§ YOUR TASK
Copy every line of the data that contains the string "sorgente".

§ SUPPLIED INFORMATION

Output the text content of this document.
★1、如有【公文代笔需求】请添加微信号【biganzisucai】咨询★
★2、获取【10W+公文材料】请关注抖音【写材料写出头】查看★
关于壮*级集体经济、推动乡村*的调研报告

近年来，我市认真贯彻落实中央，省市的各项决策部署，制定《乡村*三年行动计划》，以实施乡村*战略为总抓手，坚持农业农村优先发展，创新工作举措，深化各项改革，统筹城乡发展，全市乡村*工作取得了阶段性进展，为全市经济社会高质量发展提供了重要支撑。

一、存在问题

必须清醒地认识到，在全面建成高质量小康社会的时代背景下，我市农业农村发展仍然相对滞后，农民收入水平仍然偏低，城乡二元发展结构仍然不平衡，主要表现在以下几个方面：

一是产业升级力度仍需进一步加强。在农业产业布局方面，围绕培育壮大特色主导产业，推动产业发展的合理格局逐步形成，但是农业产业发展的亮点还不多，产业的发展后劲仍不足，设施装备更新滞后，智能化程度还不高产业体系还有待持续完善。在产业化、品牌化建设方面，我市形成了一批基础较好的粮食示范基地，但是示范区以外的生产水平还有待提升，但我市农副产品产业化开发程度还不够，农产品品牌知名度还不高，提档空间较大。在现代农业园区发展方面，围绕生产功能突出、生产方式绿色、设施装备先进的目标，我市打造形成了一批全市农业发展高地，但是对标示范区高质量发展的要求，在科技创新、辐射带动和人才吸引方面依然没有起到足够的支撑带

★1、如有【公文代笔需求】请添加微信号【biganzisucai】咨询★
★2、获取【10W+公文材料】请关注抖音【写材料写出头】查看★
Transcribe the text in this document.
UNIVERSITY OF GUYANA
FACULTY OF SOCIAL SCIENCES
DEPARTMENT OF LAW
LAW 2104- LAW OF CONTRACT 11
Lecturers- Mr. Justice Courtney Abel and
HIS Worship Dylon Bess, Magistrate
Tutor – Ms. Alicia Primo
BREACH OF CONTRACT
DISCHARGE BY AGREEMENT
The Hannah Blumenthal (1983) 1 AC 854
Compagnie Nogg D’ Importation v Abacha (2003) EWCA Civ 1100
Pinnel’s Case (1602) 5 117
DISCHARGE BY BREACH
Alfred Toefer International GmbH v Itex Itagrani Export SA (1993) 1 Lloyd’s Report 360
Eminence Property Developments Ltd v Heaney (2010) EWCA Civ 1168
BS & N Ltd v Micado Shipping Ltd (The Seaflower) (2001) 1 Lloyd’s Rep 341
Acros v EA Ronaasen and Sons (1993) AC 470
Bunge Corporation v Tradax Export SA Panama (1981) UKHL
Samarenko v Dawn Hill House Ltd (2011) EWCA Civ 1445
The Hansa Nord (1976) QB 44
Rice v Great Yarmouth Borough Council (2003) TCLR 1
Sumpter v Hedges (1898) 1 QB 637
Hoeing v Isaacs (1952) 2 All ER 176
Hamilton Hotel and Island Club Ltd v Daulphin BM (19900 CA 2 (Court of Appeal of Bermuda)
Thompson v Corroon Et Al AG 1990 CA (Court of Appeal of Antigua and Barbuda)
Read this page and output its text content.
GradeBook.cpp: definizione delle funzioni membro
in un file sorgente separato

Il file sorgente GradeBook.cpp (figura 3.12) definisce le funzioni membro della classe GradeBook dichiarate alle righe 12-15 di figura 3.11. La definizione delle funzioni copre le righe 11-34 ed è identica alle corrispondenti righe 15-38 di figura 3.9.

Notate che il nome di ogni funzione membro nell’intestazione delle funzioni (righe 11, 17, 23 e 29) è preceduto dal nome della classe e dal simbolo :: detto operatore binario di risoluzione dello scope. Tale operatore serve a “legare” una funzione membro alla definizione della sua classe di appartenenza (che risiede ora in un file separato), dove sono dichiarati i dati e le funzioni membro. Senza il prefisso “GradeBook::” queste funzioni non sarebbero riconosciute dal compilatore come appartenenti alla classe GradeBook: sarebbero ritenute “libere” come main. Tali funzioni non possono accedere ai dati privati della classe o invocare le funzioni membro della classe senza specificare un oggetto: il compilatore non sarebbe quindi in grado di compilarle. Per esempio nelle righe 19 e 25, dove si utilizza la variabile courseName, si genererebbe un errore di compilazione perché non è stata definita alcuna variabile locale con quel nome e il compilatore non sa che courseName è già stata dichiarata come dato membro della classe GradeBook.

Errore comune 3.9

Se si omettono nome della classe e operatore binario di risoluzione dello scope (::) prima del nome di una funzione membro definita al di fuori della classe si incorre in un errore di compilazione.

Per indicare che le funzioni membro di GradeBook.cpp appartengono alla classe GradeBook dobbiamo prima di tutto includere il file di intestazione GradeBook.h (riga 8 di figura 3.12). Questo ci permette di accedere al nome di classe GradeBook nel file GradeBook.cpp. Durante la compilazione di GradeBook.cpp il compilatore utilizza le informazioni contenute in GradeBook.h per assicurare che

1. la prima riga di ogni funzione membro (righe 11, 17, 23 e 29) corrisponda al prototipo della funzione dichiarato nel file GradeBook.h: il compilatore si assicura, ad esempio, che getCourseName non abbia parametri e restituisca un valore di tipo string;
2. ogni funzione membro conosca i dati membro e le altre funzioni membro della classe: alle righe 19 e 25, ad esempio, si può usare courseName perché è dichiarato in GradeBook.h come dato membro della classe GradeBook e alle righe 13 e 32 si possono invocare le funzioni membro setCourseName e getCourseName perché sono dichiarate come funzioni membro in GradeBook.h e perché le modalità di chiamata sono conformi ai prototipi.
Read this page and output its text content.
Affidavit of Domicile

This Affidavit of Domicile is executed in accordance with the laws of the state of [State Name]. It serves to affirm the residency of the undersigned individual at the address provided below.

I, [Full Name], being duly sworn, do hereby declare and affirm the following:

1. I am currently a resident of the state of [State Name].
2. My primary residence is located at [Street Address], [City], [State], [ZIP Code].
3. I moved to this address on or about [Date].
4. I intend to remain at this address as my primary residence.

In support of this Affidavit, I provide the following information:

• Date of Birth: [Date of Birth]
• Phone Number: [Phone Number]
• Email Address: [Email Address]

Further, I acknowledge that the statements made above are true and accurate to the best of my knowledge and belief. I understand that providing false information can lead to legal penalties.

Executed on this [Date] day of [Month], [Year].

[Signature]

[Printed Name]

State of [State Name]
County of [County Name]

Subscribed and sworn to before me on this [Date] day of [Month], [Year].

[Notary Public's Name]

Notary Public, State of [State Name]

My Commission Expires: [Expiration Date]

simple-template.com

§ THE OUTPUT
in un file sorgente separato
Il file sorgente GradeBook.cpp (figura 3.12) definisce le funzioni membro della classe GradeBook dichiarate alle righe 12-15 di figura 3.11. La definizione delle funzioni copre le righe 11-34 ed è identica alle corrispondenti righe 15-38 di figura 3.9.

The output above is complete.